Write out the material below again, unchanged.

——

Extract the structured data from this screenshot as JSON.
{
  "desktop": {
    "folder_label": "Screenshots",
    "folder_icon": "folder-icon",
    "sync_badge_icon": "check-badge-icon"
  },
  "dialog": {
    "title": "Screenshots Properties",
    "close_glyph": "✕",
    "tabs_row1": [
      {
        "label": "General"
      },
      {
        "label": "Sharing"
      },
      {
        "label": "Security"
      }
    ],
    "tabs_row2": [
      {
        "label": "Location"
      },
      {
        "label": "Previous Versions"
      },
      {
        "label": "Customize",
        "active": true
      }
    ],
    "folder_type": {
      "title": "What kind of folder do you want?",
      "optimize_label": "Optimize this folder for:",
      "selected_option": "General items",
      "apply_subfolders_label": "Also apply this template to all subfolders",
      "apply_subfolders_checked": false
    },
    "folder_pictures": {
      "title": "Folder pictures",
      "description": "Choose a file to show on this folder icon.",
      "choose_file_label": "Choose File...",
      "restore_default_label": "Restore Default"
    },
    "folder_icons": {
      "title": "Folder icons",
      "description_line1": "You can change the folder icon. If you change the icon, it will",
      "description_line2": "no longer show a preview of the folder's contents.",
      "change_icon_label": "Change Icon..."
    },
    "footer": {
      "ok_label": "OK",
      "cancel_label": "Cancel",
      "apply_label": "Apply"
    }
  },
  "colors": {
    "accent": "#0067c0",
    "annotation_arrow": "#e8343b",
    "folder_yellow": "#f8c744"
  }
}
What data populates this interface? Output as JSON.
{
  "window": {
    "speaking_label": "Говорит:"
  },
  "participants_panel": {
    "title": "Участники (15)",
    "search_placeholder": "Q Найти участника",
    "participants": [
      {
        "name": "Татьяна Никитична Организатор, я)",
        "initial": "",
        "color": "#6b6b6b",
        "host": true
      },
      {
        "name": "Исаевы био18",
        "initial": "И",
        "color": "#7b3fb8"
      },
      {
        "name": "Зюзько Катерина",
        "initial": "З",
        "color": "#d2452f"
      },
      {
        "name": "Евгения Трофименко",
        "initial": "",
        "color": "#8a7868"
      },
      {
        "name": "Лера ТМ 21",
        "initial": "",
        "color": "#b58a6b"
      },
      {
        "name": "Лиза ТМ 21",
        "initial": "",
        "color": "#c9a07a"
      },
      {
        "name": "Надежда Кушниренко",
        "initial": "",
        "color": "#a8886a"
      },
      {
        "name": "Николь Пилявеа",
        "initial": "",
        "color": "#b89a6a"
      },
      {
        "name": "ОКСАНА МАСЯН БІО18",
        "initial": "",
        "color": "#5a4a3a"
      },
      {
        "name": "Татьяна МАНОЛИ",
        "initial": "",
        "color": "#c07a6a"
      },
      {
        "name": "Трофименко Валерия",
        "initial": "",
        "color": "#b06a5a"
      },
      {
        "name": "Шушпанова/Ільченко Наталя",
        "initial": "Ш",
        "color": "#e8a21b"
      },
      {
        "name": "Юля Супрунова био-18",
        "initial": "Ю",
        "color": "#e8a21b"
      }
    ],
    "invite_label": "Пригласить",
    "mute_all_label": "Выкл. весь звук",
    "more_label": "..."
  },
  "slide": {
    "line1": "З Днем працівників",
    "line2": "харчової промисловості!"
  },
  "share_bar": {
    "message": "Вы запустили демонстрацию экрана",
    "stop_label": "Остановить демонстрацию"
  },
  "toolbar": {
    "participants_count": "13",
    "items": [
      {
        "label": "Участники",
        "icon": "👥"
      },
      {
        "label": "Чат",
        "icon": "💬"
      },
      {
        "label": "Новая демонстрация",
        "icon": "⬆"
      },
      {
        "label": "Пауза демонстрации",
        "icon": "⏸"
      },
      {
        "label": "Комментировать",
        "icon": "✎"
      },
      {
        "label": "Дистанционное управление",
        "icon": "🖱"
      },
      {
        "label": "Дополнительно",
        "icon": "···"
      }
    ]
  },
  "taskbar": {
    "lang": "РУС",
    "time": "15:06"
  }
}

——

WRITTEN ANSWER
Extract the structured data from this screenshot as JSON.
{
  "desktop": {
    "folder_label": "Screenshots",
    "folder_icon": "folder-icon",
    "sync_badge_icon": "check-badge-icon"
  },
  "dialog": {
    "title": "Screenshots Properties",
    "close_glyph": "✕",
    "tabs_row1": [
      {
        "label": "General"
      },
      {
        "label": "Sharing"
      },
      {
        "label": "Security"
      }
    ],
    "tabs_row2": [
      {
        "label": "Location"
      },
      {
        "label": "Previous Versions"
      },
      {
        "label": "Customize",
        "active": true
      }
    ],
    "folder_type": {
      "title": "What kind of folder do you want?",
      "optimize_label": "Optimize this folder for:",
      "selected_option": "General items",
      "apply_subfolders_label": "Also apply this template to all subfolders",
      "apply_subfolders_checked": false
    },
    "folder_pictures": {
      "title": "Folder pictures",
      "description": "Choose a file to show on this folder icon.",
      "choose_file_label": "Choose File...",
      "restore_default_label": "Restore Default"
    },
    "folder_icons": {
      "title": "Folder icons",
      "description_line1": "You can change the folder icon. If you change the icon, it will",
      "description_line2": "no longer show a preview of the folder's contents.",
      "change_icon_label": "Change Icon..."
    },
    "footer": {
      "ok_label": "OK",
      "cancel_label": "Cancel",
      "apply_label": "Apply"
    }
  },
  "colors": {
    "accent": "#0067c0",
    "annotation_arrow": "#e8343b",
    "folder_yellow": "#f8c744"
  }
}
What data populates this interface? Output as JSON.
{
  "window": {
    "speaking_label": "Говорит:"
  },
  "participants_panel": {
    "title": "Участники (15)",
    "search_placeholder": "Q Найти участника",
    "participants": [
      {
        "name": "Татьяна Никитична Организатор, я)",
        "initial": "",
        "color": "#6b6b6b",
        "host": true
      },
      {
        "name": "Исаевы био18",
        "initial": "И",
        "color": "#7b3fb8"
      },
      {
        "name": "Зюзько Катерина",
        "initial": "З",
        "color": "#d2452f"
      },
      {
        "name": "Евгения Трофименко",
        "initial": "",
        "color": "#8a7868"
      },
      {
        "name": "Лера ТМ 21",
        "initial": "",
        "color": "#b58a6b"
      },
      {
        "name": "Лиза ТМ 21",
        "initial": "",
        "color": "#c9a07a"
      },
      {
        "name": "Надежда Кушниренко",
        "initial": "",
        "color": "#a8886a"
      },
      {
        "name": "Николь Пилявеа",
        "initial": "",
        "color": "#b89a6a"
      },
      {
        "name": "ОКСАНА МАСЯН БІО18",
        "initial": "",
        "color": "#5a4a3a"
      },
      {
        "name": "Татьяна МАНОЛИ",
        "initial": "",
        "color": "#c07a6a"
      },
      {
        "name": "Трофименко Валерия",
        "initial": "",
        "color": "#b06a5a"
      },
      {
        "name": "Шушпанова/Ільченко Наталя",
        "initial": "Ш",
        "color": "#e8a21b"
      },
      {
        "name": "Юля Супрунова био-18",
        "initial": "Ю",
        "color": "#e8a21b"
      }
    ],
    "invite_label": "Пригласить",
    "mute_all_label": "Выкл. весь звук",
    "more_label": "..."
  },
  "slide": {
    "line1": "З Днем працівників",
    "line2": "харчової промисловості!"
  },
  "share_bar": {
    "message": "Вы запустили демонстрацию экрана",
    "stop_label": "Остановить демонстрацию"
  },
  "toolbar": {
    "participants_count": "13",
    "items": [
      {
        "label": "Участники",
        "icon": "👥"
      },
      {
        "label": "Чат",
        "icon": "💬"
      },
      {
        "label": "Новая демонстрация",
        "icon": "⬆"
      },
      {
        "label": "Пауза демонстрации",
        "icon": "⏸"
      },
      {
        "label": "Комментировать",
        "icon": "✎"
      },
      {
        "label": "Дистанционное управление",
        "icon": "🖱"
      },
      {
        "label": "Дополнительно",
        "icon": "···"
      }
    ]
  },
  "taskbar": {
    "lang": "РУС",
    "time": "15:06"
  }
}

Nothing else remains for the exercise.